#### SUPPLIED DATA
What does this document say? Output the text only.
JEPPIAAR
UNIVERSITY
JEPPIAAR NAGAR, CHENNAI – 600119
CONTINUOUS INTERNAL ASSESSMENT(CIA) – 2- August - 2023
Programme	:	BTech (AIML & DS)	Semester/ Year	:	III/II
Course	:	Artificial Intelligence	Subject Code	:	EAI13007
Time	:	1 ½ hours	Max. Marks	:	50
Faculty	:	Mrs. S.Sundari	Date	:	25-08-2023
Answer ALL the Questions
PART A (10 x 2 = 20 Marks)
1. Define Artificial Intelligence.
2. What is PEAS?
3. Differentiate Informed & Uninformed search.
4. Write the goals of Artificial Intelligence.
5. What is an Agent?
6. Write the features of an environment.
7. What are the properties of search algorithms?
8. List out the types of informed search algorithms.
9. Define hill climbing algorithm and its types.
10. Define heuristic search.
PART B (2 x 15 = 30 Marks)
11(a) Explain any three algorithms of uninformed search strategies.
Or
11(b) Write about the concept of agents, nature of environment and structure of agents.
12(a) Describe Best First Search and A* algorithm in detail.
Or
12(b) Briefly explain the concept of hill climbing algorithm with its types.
########
GOAL OF THE EXERCISE. Reproduce the full set of records precisely.

EXERCISE OUTPUT.
What does this document say? Output the text only.
JEPPIAAR
UNIVERSITY
JEPPIAAR NAGAR, CHENNAI – 600119
CONTINUOUS INTERNAL ASSESSMENT(CIA) – 2- August - 2023
Programme	:	BTech (AIML & DS)	Semester/ Year	:	III/II
Course	:	Artificial Intelligence	Subject Code	:	EAI13007
Time	:	1 ½ hours	Max. Marks	:	50
Faculty	:	Mrs. S.Sundari	Date	:	25-08-2023
Answer ALL the Questions
PART A (10 x 2 = 20 Marks)
1. Define Artificial Intelligence.
2. What is PEAS?
3. Differentiate Informed & Uninformed search.
4. Write the goals of Artificial Intelligence.
5. What is an Agent?
6. Write the features of an environment.
7. What are the properties of search algorithms?
8. List out the types of informed search algorithms.
9. Define hill climbing algorithm and its types.
10. Define heuristic search.
PART B (2 x 15 = 30 Marks)
11(a) Explain any three algorithms of uninformed search strategies.
Or
11(b) Write about the concept of agents, nature of environment and structure of agents.
12(a) Describe Best First Search and A* algorithm in detail.
Or
12(b) Briefly explain the concept of hill climbing algorithm with its types.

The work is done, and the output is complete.